+++ Provided information +++

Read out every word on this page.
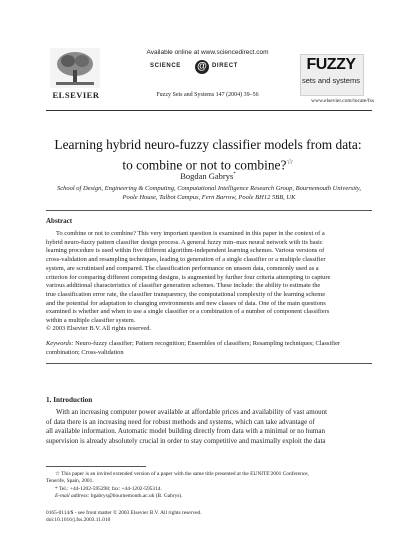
ELSEVIER
Available online at www.sciencedirect.com
SCIENCE @ DIRECT
Fuzzy Sets and Systems 147 (2004) 39–56
FUZZY
sets and systems
www.elsevier.com/locate/fss
Learning hybrid neuro-fuzzy classifier models from data:
to combine or not to combine?☆
Bogdan Gabrys*
School of Design, Engineering & Computing, Computational Intelligence Research Group, Bournemouth University,
Poole House, Talbot Campus, Fern Barrow, Poole BH12 5BB, UK
Abstract
To combine or not to combine? This very important question is examined in this paper in the context of a
hybrid neuro-fuzzy pattern classifier design process. A general fuzzy min–max neural network with its basic
learning procedure is used within five different algorithm-independent learning schemes. Various versions of
cross-validation and resampling techniques, leading to generation of a single classifier or a multiple classifier
system, are scrutinised and compared. The classification performance on unseen data, commonly used as a
criterion for comparing different competing designs, is augmented by further four criteria attempting to capture
various additional characteristics of classifier generation schemes. These include: the ability to estimate the
true classification error rate, the classifier transparency, the computational complexity of the learning scheme
and the potential for adaptation to changing environments and new classes of data. One of the main questions
examined is whether and when to use a single classifier or a combination of a number of component classifiers
within a multiple classifier system.
© 2003 Elsevier B.V. All rights reserved.
Keywords: Neuro-fuzzy classifier; Pattern recognition; Ensembles of classifiers; Resampling techniques; Classifier
combination; Cross-validation
1. Introduction
With an increasing computer power available at affordable prices and availability of vast amount
of data there is an increasing need for robust methods and systems, which can take advantage of
all available information. Automatic model building directly from data with a minimal or no human
supervision is already absolutely crucial in order to stay competitive and maximally exploit the data
☆ This paper is an invited extended version of a paper with the same title presented at the EUNITE'2001 Conference,
Tenerife, Spain, 2001.
* Tel.: +44-1202-595298; fax: +44-1202-595314.
E-mail address: bgabrys@bournemouth.ac.uk (B. Gabrys).
0165-0114/$ - see front matter © 2003 Elsevier B.V. All rights reserved.
doi:10.1016/j.fss.2003.11.010
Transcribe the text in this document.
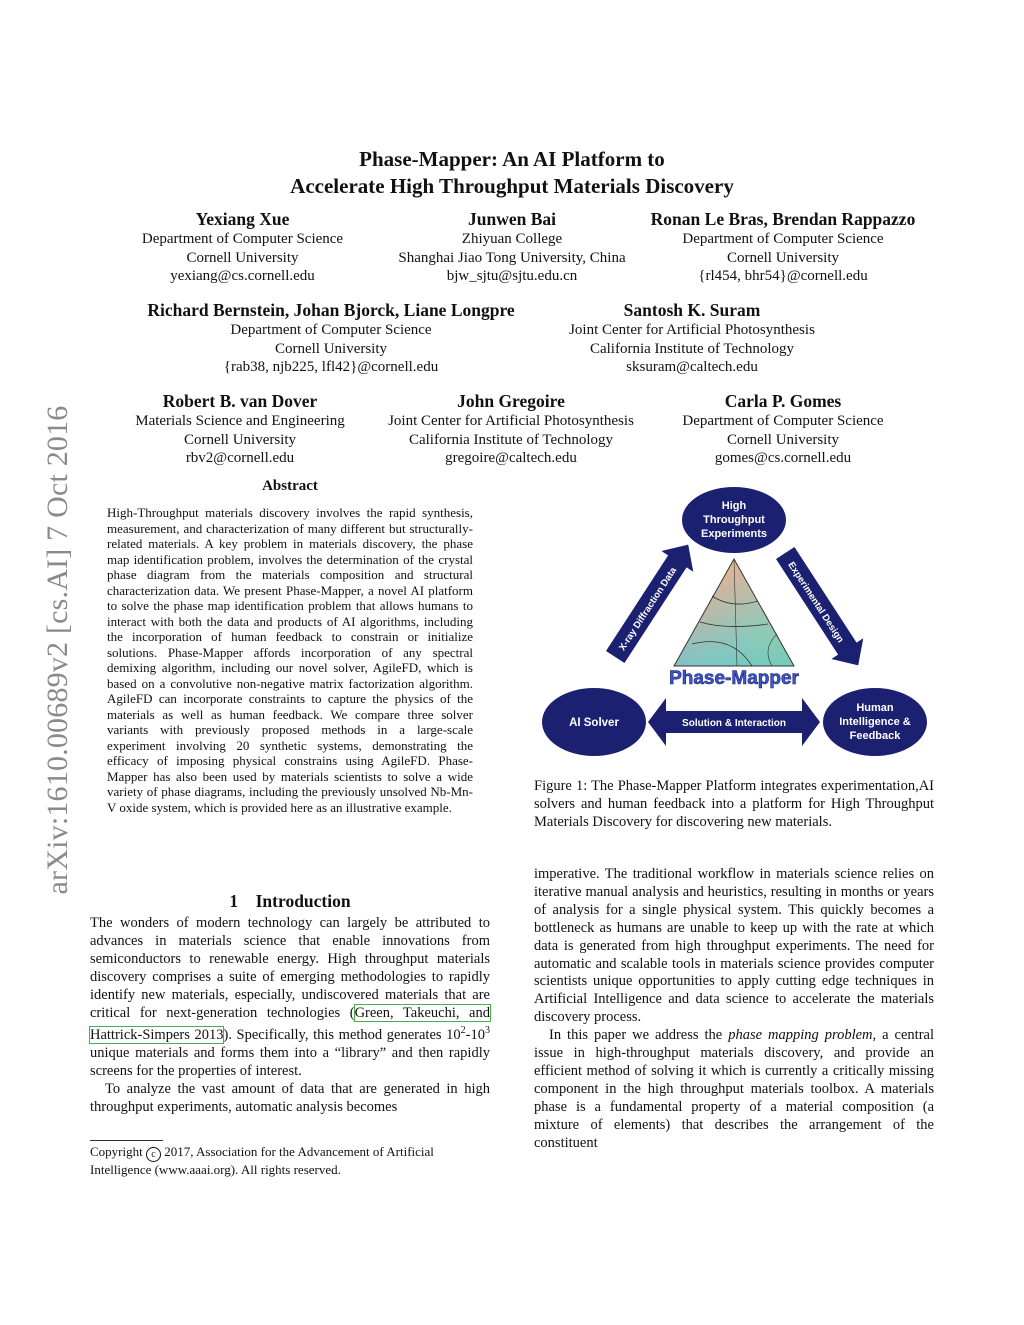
arXiv:1610.00689v2 [cs.AI] 7 Oct 2016
Phase-Mapper: An AI Platform to
Accelerate High Throughput Materials Discovery
Yexiang Xue
Department of Computer Science
Cornell University
yexiang@cs.cornell.edu
Junwen Bai
Zhiyuan College
Shanghai Jiao Tong University, China
bjw_sjtu@sjtu.edu.cn
Ronan Le Bras, Brendan Rappazzo
Department of Computer Science
Cornell University
{rl454, bhr54}@cornell.edu
Richard Bernstein, Johan Bjorck, Liane Longpre
Department of Computer Science
Cornell University
{rab38, njb225, lfl42}@cornell.edu
Santosh K. Suram
Joint Center for Artificial Photosynthesis
California Institute of Technology
sksuram@caltech.edu
Robert B. van Dover
Materials Science and Engineering
Cornell University
rbv2@cornell.edu
John Gregoire
Joint Center for Artificial Photosynthesis
California Institute of Technology
gregoire@caltech.edu
Carla P. Gomes
Department of Computer Science
Cornell University
gomes@cs.cornell.edu
Abstract
High-Throughput materials discovery involves the rapid synthesis, measurement, and characterization of many different but structurally-related materials. A key problem in materials discovery, the phase map identification problem, involves the determination of the crystal phase diagram from the materials composition and structural characterization data. We present Phase-Mapper, a novel AI platform to solve the phase map identification problem that allows humans to interact with both the data and products of AI algorithms, including the incorporation of human feedback to constrain or initialize solutions. Phase-Mapper affords incorporation of any spectral demixing algorithm, including our novel solver, AgileFD, which is based on a convolutive non-negative matrix factorization algorithm. AgileFD can incorporate constraints to capture the physics of the materials as well as human feedback. We compare three solver variants with previously proposed methods in a large-scale experiment involving 20 synthetic systems, demonstrating the efficacy of imposing physical constrains using AgileFD. Phase-Mapper has also been used by materials scientists to solve a wide variety of phase diagrams, including the previously unsolved Nb-Mn-V oxide system, which is provided here as an illustrative example.
1 Introduction

The wonders of modern technology can largely be attributed to advances in materials science that enable innovations from semiconductors to renewable energy. High throughput materials discovery comprises a suite of emerging methodologies to rapidly identify new materials, especially, undiscovered materials that are critical for next-generation technologies (Green, Takeuchi, and Hattrick-Simpers 2013). Specifically, this method generates $10^2-10^3$ unique materials and forms them into a “library” and then rapidly screens for the properties of interest.

To analyze the vast amount of data that are generated in high throughput experiments, automatic analysis becomes

Copyright c 2017, Association for the Advancement of Artificial Intelligence (www.aaai.org). All rights reserved.
High
Throughput
Experiments
AI Solver
Human
Intelligence &
Feedback
X-ray Diffraction Data	Experimental Design
Solution & Interaction
Phase-Mapper
Figure 1: The Phase-Mapper Platform integrates experimentation,AI solvers and human feedback into a platform for High Throughput Materials Discovery for discovering new materials.

imperative. The traditional workflow in materials science relies on iterative manual analysis and heuristics, resulting in months or years of analysis for a single physical system. This quickly becomes a bottleneck as humans are unable to keep up with the rate at which data is generated from high throughput experiments. The need for automatic and scalable tools in materials science provides computer scientists unique opportunities to apply cutting edge techniques in Artificial Intelligence and data science to accelerate the materials discovery process.

In this paper we address the phase mapping problem, a central issue in high-throughput materials discovery, and provide an efficient method of solving it which is currently a critically missing component in the high throughput materials toolbox. A materials phase is a fundamental property of a material composition (a mixture of elements) that describes the arrangement of the constituent
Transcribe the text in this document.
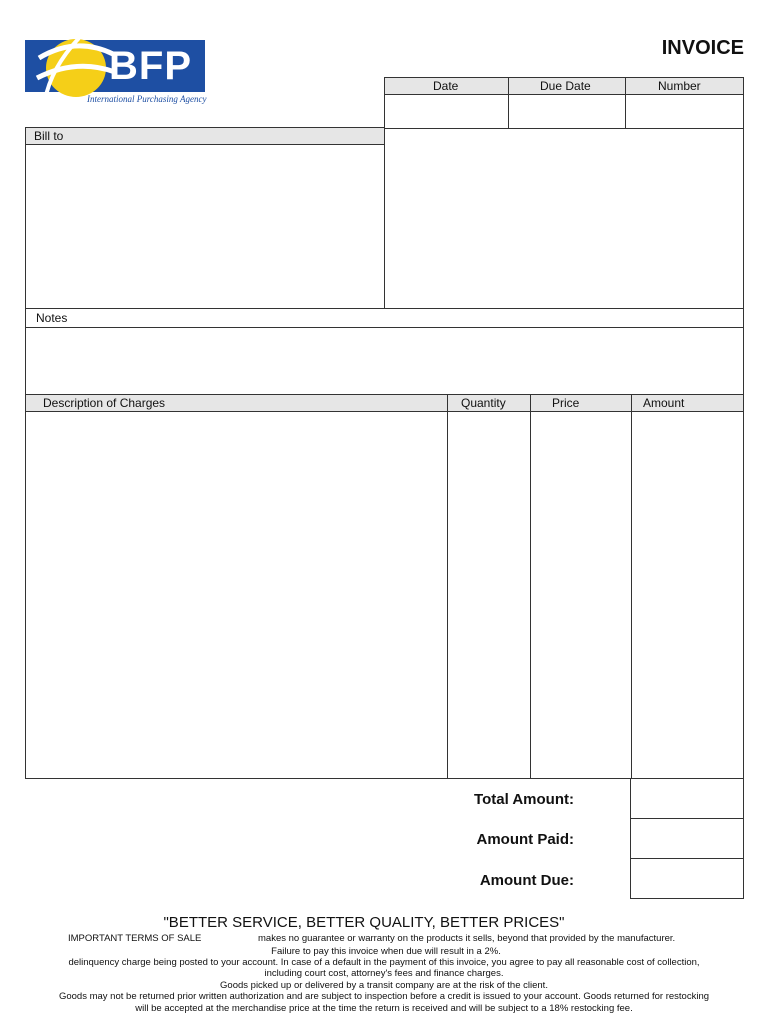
BFP
International Purchasing Agency
INVOICE
Date	Due Date	Number
Bill to
Notes
Description of Charges	Quantity	Price	Amount
Total Amount:
Amount Paid:
Amount Due:
"BETTER SERVICE, BETTER QUALITY, BETTER PRICES"
IMPORTANT TERMS OF SALE	makes no guarantee or warranty on the products it sells, beyond that provided by the manufacturer.
Failure to pay this invoice when due will result in a 2%.
delinquency charge being posted to your account. In case of a default in the payment of this invoice, you agree to pay all reasonable cost of collection,
including court cost, attorney's fees and finance charges.
Goods picked up or delivered by a transit company are at the risk of the client.
Goods may not be returned prior written authorization and are subject to inspection before a credit is issued to your account. Goods returned for restocking
will be accepted at the merchandise price at the time the return is received and will be subject to a 18% restocking fee.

+++

Problem to solve: Repeat the records above exactly, leaving out any pictures they contain.

Full answer:
Read out every word on this page.
ELSEVIER
Available online at www.sciencedirect.com
SCIENCE @ DIRECT
Fuzzy Sets and Systems 147 (2004) 39–56
FUZZY
sets and systems
www.elsevier.com/locate/fss
Learning hybrid neuro-fuzzy classifier models from data:
to combine or not to combine?☆
Bogdan Gabrys*
School of Design, Engineering & Computing, Computational Intelligence Research Group, Bournemouth University,
Poole House, Talbot Campus, Fern Barrow, Poole BH12 5BB, UK
Abstract
To combine or not to combine? This very important question is examined in this paper in the context of a
hybrid neuro-fuzzy pattern classifier design process. A general fuzzy min–max neural network with its basic
learning procedure is used within five different algorithm-independent learning schemes. Various versions of
cross-validation and resampling techniques, leading to generation of a single classifier or a multiple classifier
system, are scrutinised and compared. The classification performance on unseen data, commonly used as a
criterion for comparing different competing designs, is augmented by further four criteria attempting to capture
various additional characteristics of classifier generation schemes. These include: the ability to estimate the
true classification error rate, the classifier transparency, the computational complexity of the learning scheme
and the potential for adaptation to changing environments and new classes of data. One of the main questions
examined is whether and when to use a single classifier or a combination of a number of component classifiers
within a multiple classifier system.
© 2003 Elsevier B.V. All rights reserved.
Keywords: Neuro-fuzzy classifier; Pattern recognition; Ensembles of classifiers; Resampling techniques; Classifier
combination; Cross-validation
1. Introduction
With an increasing computer power available at affordable prices and availability of vast amount
of data there is an increasing need for robust methods and systems, which can take advantage of
all available information. Automatic model building directly from data with a minimal or no human
supervision is already absolutely crucial in order to stay competitive and maximally exploit the data
☆ This paper is an invited extended version of a paper with the same title presented at the EUNITE'2001 Conference,
Tenerife, Spain, 2001.
* Tel.: +44-1202-595298; fax: +44-1202-595314.
E-mail address: bgabrys@bournemouth.ac.uk (B. Gabrys).
0165-0114/$ - see front matter © 2003 Elsevier B.V. All rights reserved.
doi:10.1016/j.fss.2003.11.010
Transcribe the text in this document.
arXiv:1610.00689v2 [cs.AI] 7 Oct 2016
Phase-Mapper: An AI Platform to
Accelerate High Throughput Materials Discovery
Yexiang Xue
Department of Computer Science
Cornell University
yexiang@cs.cornell.edu
Junwen Bai
Zhiyuan College
Shanghai Jiao Tong University, China
bjw_sjtu@sjtu.edu.cn
Ronan Le Bras, Brendan Rappazzo
Department of Computer Science
Cornell University
{rl454, bhr54}@cornell.edu
Richard Bernstein, Johan Bjorck, Liane Longpre
Department of Computer Science
Cornell University
{rab38, njb225, lfl42}@cornell.edu
Santosh K. Suram
Joint Center for Artificial Photosynthesis
California Institute of Technology
sksuram@caltech.edu
Robert B. van Dover
Materials Science and Engineering
Cornell University
rbv2@cornell.edu
John Gregoire
Joint Center for Artificial Photosynthesis
California Institute of Technology
gregoire@caltech.edu
Carla P. Gomes
Department of Computer Science
Cornell University
gomes@cs.cornell.edu
Abstract
High-Throughput materials discovery involves the rapid synthesis, measurement, and characterization of many different but structurally-related materials. A key problem in materials discovery, the phase map identification problem, involves the determination of the crystal phase diagram from the materials composition and structural characterization data. We present Phase-Mapper, a novel AI platform to solve the phase map identification problem that allows humans to interact with both the data and products of AI algorithms, including the incorporation of human feedback to constrain or initialize solutions. Phase-Mapper affords incorporation of any spectral demixing algorithm, including our novel solver, AgileFD, which is based on a convolutive non-negative matrix factorization algorithm. AgileFD can incorporate constraints to capture the physics of the materials as well as human feedback. We compare three solver variants with previously proposed methods in a large-scale experiment involving 20 synthetic systems, demonstrating the efficacy of imposing physical constrains using AgileFD. Phase-Mapper has also been used by materials scientists to solve a wide variety of phase diagrams, including the previously unsolved Nb-Mn-V oxide system, which is provided here as an illustrative example.
1 Introduction

The wonders of modern technology can largely be attributed to advances in materials science that enable innovations from semiconductors to renewable energy. High throughput materials discovery comprises a suite of emerging methodologies to rapidly identify new materials, especially, undiscovered materials that are critical for next-generation technologies (Green, Takeuchi, and Hattrick-Simpers 2013). Specifically, this method generates $10^2-10^3$ unique materials and forms them into a “library” and then rapidly screens for the properties of interest.

To analyze the vast amount of data that are generated in high throughput experiments, automatic analysis becomes

Copyright c 2017, Association for the Advancement of Artificial Intelligence (www.aaai.org). All rights reserved.
High
Throughput
Experiments
AI Solver
Human
Intelligence &
Feedback
X-ray Diffraction Data	Experimental Design
Solution & Interaction
Phase-Mapper
Figure 1: The Phase-Mapper Platform integrates experimentation,AI solvers and human feedback into a platform for High Throughput Materials Discovery for discovering new materials.

imperative. The traditional workflow in materials science relies on iterative manual analysis and heuristics, resulting in months or years of analysis for a single physical system. This quickly becomes a bottleneck as humans are unable to keep up with the rate at which data is generated from high throughput experiments. The need for automatic and scalable tools in materials science provides computer scientists unique opportunities to apply cutting edge techniques in Artificial Intelligence and data science to accelerate the materials discovery process.

In this paper we address the phase mapping problem, a central issue in high-throughput materials discovery, and provide an efficient method of solving it which is currently a critically missing component in the high throughput materials toolbox. A materials phase is a fundamental property of a material composition (a mixture of elements) that describes the arrangement of the constituent
Transcribe the text in this document.
BFP
International Purchasing Agency
INVOICE
Date	Due Date	Number
Bill to
Notes
Description of Charges	Quantity	Price	Amount
Total Amount:
Amount Paid:
Amount Due:
"BETTER SERVICE, BETTER QUALITY, BETTER PRICES"
IMPORTANT TERMS OF SALE	makes no guarantee or warranty on the products it sells, beyond that provided by the manufacturer.
Failure to pay this invoice when due will result in a 2%.
delinquency charge being posted to your account. In case of a default in the payment of this invoice, you agree to pay all reasonable cost of collection,
including court cost, attorney's fees and finance charges.
Goods picked up or delivered by a transit company are at the risk of the client.
Goods may not be returned prior written authorization and are subject to inspection before a credit is issued to your account. Goods returned for restocking
will be accepted at the merchandise price at the time the return is received and will be subject to a 18% restocking fee.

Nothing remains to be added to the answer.